Extract all lines in the data that contain the word "selected".

○ ○ ○ ○

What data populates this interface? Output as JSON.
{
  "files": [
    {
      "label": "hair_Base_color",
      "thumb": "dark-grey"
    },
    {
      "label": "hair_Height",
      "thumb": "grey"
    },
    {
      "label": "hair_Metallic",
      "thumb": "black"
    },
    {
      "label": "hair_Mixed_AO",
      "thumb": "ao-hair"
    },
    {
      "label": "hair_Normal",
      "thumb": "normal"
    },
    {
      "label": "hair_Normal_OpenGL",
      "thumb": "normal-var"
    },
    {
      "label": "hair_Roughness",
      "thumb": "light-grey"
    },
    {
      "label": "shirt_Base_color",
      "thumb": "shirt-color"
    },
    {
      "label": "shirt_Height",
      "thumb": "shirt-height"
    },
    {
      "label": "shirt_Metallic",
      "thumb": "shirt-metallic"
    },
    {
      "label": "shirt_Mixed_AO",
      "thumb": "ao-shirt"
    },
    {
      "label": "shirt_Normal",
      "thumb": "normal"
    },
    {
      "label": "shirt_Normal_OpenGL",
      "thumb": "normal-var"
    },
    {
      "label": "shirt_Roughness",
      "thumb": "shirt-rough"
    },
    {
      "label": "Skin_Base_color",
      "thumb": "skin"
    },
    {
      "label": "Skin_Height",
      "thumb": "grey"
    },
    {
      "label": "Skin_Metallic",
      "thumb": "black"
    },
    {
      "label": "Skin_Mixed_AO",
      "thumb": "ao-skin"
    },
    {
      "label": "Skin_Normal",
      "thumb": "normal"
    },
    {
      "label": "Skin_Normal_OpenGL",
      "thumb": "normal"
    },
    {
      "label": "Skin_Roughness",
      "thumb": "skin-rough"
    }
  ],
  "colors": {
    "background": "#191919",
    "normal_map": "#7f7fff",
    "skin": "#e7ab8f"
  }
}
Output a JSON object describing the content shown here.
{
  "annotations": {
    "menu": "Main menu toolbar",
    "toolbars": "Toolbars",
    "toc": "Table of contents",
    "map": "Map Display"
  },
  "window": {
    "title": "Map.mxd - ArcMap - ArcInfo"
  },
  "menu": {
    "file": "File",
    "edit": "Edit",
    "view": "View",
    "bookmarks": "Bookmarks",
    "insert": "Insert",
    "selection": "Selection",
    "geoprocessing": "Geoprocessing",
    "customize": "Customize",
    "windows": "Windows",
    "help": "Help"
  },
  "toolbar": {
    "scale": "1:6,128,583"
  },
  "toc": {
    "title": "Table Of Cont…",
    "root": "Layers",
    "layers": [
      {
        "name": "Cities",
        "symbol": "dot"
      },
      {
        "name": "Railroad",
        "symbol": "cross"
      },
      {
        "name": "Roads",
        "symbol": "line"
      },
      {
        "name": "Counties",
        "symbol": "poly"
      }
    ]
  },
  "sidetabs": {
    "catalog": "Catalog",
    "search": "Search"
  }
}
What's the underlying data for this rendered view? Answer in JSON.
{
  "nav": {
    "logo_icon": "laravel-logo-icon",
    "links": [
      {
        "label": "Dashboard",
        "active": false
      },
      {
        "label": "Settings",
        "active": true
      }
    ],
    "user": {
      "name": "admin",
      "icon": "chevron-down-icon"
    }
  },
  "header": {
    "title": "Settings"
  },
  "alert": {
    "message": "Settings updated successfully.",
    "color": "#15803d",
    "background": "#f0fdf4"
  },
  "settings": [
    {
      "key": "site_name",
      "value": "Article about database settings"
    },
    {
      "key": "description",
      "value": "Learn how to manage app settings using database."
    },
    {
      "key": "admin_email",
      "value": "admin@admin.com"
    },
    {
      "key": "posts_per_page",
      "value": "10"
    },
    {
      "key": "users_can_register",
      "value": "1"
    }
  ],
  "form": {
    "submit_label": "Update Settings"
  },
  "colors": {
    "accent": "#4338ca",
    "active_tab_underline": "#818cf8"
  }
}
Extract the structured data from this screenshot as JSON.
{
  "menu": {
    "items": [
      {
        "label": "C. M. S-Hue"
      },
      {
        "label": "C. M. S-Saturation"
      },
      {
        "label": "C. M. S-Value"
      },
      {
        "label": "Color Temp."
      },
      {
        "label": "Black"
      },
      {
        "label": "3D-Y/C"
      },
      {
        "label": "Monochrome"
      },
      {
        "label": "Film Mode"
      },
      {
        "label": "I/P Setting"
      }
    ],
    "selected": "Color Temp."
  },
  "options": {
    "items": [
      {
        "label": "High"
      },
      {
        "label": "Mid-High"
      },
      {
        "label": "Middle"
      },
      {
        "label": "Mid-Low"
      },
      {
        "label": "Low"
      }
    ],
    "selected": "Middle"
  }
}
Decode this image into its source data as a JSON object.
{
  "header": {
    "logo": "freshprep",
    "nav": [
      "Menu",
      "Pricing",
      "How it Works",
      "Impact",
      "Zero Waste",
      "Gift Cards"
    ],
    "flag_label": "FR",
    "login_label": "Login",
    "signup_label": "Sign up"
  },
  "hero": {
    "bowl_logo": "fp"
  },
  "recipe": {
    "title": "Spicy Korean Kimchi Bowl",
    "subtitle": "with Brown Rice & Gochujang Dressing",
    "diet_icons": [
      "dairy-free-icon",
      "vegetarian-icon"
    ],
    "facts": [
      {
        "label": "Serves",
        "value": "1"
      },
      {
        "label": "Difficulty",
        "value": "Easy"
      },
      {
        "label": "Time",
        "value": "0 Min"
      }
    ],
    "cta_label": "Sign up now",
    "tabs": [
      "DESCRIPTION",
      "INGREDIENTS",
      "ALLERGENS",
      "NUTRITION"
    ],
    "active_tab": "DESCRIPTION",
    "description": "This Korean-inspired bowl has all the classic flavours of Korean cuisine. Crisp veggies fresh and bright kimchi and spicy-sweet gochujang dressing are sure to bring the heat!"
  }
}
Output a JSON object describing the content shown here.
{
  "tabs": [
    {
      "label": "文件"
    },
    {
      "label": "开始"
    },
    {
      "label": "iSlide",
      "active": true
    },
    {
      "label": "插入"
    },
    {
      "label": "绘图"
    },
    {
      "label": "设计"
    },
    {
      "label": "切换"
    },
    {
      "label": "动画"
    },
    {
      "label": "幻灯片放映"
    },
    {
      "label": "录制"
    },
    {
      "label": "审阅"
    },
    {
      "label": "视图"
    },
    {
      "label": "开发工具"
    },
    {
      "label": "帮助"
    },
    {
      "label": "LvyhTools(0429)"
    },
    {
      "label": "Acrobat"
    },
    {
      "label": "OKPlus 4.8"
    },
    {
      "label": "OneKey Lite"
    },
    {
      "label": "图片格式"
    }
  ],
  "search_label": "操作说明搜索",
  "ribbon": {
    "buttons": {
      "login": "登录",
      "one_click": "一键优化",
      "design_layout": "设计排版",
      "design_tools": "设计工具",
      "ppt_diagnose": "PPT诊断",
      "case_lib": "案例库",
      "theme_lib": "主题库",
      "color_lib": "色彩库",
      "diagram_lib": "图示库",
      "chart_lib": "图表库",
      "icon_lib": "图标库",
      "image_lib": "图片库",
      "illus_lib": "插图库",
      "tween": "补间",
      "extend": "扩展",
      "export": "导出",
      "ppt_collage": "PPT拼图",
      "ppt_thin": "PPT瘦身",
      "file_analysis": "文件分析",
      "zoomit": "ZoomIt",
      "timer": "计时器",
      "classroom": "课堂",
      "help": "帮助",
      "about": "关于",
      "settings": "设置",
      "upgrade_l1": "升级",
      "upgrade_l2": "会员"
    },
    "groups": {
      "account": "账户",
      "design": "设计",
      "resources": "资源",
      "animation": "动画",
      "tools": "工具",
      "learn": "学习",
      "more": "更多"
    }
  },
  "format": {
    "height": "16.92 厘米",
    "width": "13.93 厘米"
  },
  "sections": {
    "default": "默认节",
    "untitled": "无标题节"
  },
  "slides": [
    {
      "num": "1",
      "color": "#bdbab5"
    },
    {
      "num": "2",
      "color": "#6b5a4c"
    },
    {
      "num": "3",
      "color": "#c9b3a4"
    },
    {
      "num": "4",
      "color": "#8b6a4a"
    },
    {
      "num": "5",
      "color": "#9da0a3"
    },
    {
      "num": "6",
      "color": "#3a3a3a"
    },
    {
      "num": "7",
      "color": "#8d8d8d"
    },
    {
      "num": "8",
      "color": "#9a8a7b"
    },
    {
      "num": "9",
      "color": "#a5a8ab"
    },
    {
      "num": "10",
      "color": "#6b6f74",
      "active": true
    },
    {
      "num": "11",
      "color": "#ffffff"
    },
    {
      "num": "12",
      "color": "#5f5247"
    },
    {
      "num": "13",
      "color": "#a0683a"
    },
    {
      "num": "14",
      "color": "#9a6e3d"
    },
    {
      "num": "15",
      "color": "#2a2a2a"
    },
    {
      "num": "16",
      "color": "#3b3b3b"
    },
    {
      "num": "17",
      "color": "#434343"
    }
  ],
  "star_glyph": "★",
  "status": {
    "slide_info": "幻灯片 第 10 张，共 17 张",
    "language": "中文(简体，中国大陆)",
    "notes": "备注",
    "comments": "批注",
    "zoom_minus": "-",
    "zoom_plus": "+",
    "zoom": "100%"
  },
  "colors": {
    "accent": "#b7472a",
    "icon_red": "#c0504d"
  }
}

○ ○ ○ ○

## EXPECTED OUTPUT
    "selected": "Color Temp."
    "selected": "Middle"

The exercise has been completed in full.